> [What to work on]: Take the material and output all of it exactly.

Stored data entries
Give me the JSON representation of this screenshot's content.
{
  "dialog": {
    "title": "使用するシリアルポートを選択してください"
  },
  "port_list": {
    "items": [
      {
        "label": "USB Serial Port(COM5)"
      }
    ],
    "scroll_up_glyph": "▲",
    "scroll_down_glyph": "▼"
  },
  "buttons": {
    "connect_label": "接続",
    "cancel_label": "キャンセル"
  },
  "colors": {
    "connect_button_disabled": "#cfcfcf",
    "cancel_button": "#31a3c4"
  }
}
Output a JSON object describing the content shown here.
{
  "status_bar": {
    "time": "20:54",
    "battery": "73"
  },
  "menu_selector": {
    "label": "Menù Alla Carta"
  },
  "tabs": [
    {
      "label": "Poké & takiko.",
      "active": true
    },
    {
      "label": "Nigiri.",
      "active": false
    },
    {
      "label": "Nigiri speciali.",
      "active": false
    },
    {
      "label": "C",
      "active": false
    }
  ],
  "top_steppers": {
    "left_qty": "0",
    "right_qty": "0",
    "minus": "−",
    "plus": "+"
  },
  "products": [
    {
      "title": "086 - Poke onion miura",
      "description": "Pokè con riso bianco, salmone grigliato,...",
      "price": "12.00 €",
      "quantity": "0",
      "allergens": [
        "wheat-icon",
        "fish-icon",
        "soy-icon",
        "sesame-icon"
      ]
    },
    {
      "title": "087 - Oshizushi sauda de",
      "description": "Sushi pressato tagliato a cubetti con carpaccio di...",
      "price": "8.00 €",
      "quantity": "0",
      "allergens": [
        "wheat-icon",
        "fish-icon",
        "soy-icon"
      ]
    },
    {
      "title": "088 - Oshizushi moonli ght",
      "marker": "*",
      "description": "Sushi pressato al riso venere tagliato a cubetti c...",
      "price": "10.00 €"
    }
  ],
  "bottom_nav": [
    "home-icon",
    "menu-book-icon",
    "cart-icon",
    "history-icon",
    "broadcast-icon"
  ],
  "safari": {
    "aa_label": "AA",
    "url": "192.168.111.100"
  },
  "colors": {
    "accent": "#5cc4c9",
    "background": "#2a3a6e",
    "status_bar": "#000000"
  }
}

> [Solution]:
Give me the JSON representation of this screenshot's content.
{
  "dialog": {
    "title": "使用するシリアルポートを選択してください"
  },
  "port_list": {
    "items": [
      {
        "label": "USB Serial Port(COM5)"
      }
    ],
    "scroll_up_glyph": "▲",
    "scroll_down_glyph": "▼"
  },
  "buttons": {
    "connect_label": "接続",
    "cancel_label": "キャンセル"
  },
  "colors": {
    "connect_button_disabled": "#cfcfcf",
    "cancel_button": "#31a3c4"
  }
}
Output a JSON object describing the content shown here.
{
  "status_bar": {
    "time": "20:54",
    "battery": "73"
  },
  "menu_selector": {
    "label": "Menù Alla Carta"
  },
  "tabs": [
    {
      "label": "Poké & takiko.",
      "active": true
    },
    {
      "label": "Nigiri.",
      "active": false
    },
    {
      "label": "Nigiri speciali.",
      "active": false
    },
    {
      "label": "C",
      "active": false
    }
  ],
  "top_steppers": {
    "left_qty": "0",
    "right_qty": "0",
    "minus": "−",
    "plus": "+"
  },
  "products": [
    {
      "title": "086 - Poke onion miura",
      "description": "Pokè con riso bianco, salmone grigliato,...",
      "price": "12.00 €",
      "quantity": "0",
      "allergens": [
        "wheat-icon",
        "fish-icon",
        "soy-icon",
        "sesame-icon"
      ]
    },
    {
      "title": "087 - Oshizushi sauda de",
      "description": "Sushi pressato tagliato a cubetti con carpaccio di...",
      "price": "8.00 €",
      "quantity": "0",
      "allergens": [
        "wheat-icon",
        "fish-icon",
        "soy-icon"
      ]
    },
    {
      "title": "088 - Oshizushi moonli ght",
      "marker": "*",
      "description": "Sushi pressato al riso venere tagliato a cubetti c...",
      "price": "10.00 €"
    }
  ],
  "bottom_nav": [
    "home-icon",
    "menu-book-icon",
    "cart-icon",
    "history-icon",
    "broadcast-icon"
  ],
  "safari": {
    "aa_label": "AA",
    "url": "192.168.111.100"
  },
  "colors": {
    "accent": "#5cc4c9",
    "background": "#2a3a6e",
    "status_bar": "#000000"
  }
}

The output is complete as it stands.